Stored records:
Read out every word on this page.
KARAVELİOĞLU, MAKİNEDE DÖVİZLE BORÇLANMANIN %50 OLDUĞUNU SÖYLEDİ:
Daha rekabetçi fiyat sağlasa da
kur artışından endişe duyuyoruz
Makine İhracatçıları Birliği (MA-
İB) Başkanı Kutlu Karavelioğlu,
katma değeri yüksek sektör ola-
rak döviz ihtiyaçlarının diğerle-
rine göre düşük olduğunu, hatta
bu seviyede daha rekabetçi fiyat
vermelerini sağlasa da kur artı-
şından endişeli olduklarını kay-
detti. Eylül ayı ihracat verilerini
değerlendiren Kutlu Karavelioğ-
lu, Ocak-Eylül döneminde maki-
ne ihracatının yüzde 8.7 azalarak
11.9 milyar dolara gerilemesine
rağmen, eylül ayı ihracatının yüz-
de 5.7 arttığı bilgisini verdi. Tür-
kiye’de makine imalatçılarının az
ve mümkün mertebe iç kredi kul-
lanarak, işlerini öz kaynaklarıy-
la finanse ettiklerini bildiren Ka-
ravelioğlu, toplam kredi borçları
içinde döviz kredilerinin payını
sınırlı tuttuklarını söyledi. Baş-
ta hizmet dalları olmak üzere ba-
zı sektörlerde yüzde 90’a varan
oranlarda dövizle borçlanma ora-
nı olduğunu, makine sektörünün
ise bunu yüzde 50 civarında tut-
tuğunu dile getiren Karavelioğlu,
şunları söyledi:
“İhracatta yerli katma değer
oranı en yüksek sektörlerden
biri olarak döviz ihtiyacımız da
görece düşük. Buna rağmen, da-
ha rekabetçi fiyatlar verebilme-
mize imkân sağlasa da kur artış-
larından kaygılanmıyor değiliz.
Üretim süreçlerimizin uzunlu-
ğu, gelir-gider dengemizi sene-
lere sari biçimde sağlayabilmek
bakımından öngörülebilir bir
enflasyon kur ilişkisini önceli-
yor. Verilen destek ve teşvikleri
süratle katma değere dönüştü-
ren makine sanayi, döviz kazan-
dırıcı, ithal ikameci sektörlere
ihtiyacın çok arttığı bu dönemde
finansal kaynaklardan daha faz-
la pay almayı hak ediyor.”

Aim
Copy each record from above without leaving any out.

Full response
Read out every word on this page.
KARAVELİOĞLU, MAKİNEDE DÖVİZLE BORÇLANMANIN %50 OLDUĞUNU SÖYLEDİ:
Daha rekabetçi fiyat sağlasa da
kur artışından endişe duyuyoruz
Makine İhracatçıları Birliği (MA-
İB) Başkanı Kutlu Karavelioğlu,
katma değeri yüksek sektör ola-
rak döviz ihtiyaçlarının diğerle-
rine göre düşük olduğunu, hatta
bu seviyede daha rekabetçi fiyat
vermelerini sağlasa da kur artı-
şından endişeli olduklarını kay-
detti. Eylül ayı ihracat verilerini
değerlendiren Kutlu Karavelioğ-
lu, Ocak-Eylül döneminde maki-
ne ihracatının yüzde 8.7 azalarak
11.9 milyar dolara gerilemesine
rağmen, eylül ayı ihracatının yüz-
de 5.7 arttığı bilgisini verdi. Tür-
kiye’de makine imalatçılarının az
ve mümkün mertebe iç kredi kul-
lanarak, işlerini öz kaynaklarıy-
la finanse ettiklerini bildiren Ka-
ravelioğlu, toplam kredi borçları
içinde döviz kredilerinin payını
sınırlı tuttuklarını söyledi. Baş-
ta hizmet dalları olmak üzere ba-
zı sektörlerde yüzde 90’a varan
oranlarda dövizle borçlanma ora-
nı olduğunu, makine sektörünün
ise bunu yüzde 50 civarında tut-
tuğunu dile getiren Karavelioğlu,
şunları söyledi:
“İhracatta yerli katma değer
oranı en yüksek sektörlerden
biri olarak döviz ihtiyacımız da
görece düşük. Buna rağmen, da-
ha rekabetçi fiyatlar verebilme-
mize imkân sağlasa da kur artış-
larından kaygılanmıyor değiliz.
Üretim süreçlerimizin uzunlu-
ğu, gelir-gider dengemizi sene-
lere sari biçimde sağlayabilmek
bakımından öngörülebilir bir
enflasyon kur ilişkisini önceli-
yor. Verilen destek ve teşvikleri
süratle katma değere dönüştü-
ren makine sanayi, döviz kazan-
dırıcı, ithal ikameci sektörlere
ihtiyacın çok arttığı bu dönemde
finansal kaynaklardan daha faz-
la pay almayı hak ediyor.”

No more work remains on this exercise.